[START]
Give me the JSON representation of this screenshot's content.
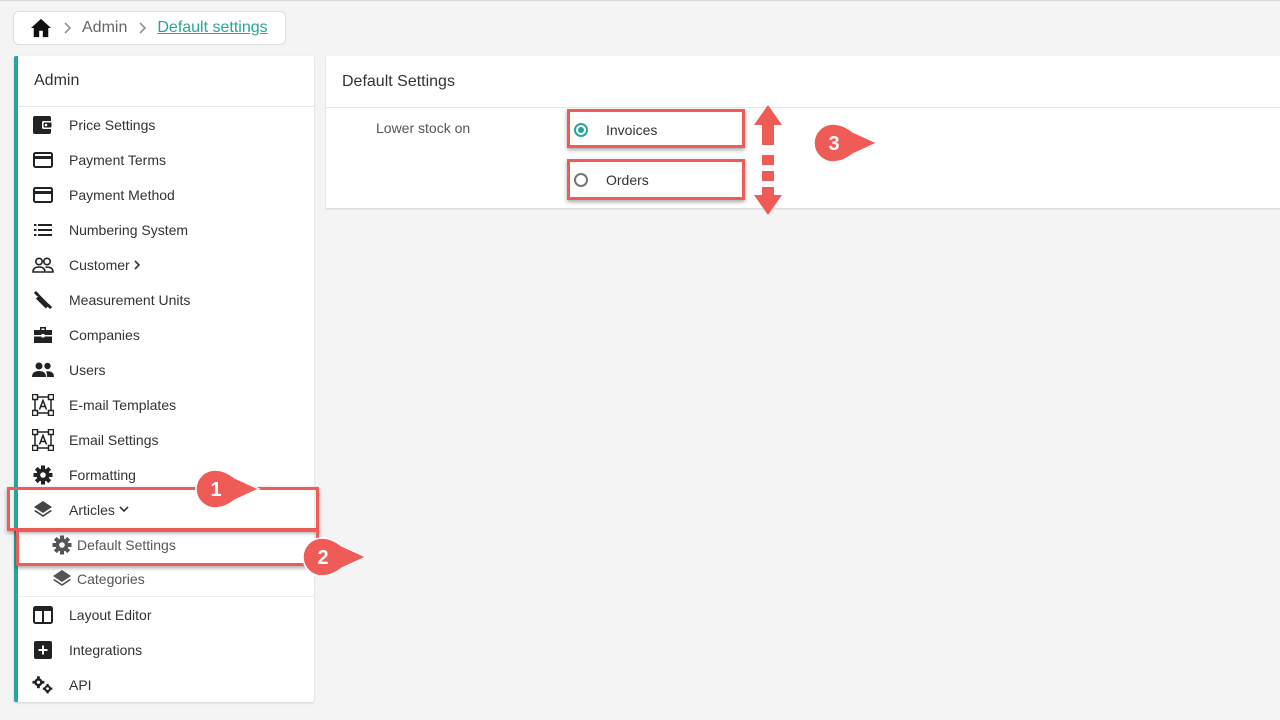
{
  "breadcrumb": {
    "home_icon": "home-icon",
    "items": [
      "Admin",
      "Default settings"
    ]
  },
  "sidebar": {
    "title": "Admin",
    "items": [
      {
        "label": "Price Settings",
        "icon": "wallet-icon"
      },
      {
        "label": "Payment Terms",
        "icon": "credit-card-icon"
      },
      {
        "label": "Payment Method",
        "icon": "credit-card-icon"
      },
      {
        "label": "Numbering System",
        "icon": "list-icon"
      },
      {
        "label": "Customer",
        "icon": "people-outline-icon"
      },
      {
        "label": "Measurement Units",
        "icon": "ruler-icon"
      },
      {
        "label": "Companies",
        "icon": "briefcase-icon"
      },
      {
        "label": "Users",
        "icon": "people-icon"
      },
      {
        "label": "E-mail Templates",
        "icon": "text-box-icon"
      },
      {
        "label": "Email Settings",
        "icon": "text-box-icon"
      },
      {
        "label": "Formatting",
        "icon": "gear-icon"
      },
      {
        "label": "Articles",
        "icon": "layers-icon"
      },
      {
        "label": "Default Settings",
        "icon": "gear-icon"
      },
      {
        "label": "Categories",
        "icon": "layers-icon"
      },
      {
        "label": "Layout Editor",
        "icon": "layout-icon"
      },
      {
        "label": "Integrations",
        "icon": "plus-box-icon"
      },
      {
        "label": "API",
        "icon": "gears-icon"
      }
    ]
  },
  "card": {
    "title": "Default Settings",
    "field_label": "Lower stock on",
    "options": [
      {
        "label": "Invoices",
        "checked": true
      },
      {
        "label": "Orders",
        "checked": false
      }
    ]
  },
  "annotations": {
    "badges": [
      "1",
      "2",
      "3"
    ],
    "color": "#ef5b56"
  },
  "colors": {
    "accent": "#26a69a",
    "annotation": "#ef5b56"
  }
}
[END]
Exercise requirements: Whichever lines contain the string "people", select and copy them.

Result below:
        "icon": "people-outline-icon"
        "icon": "people-icon"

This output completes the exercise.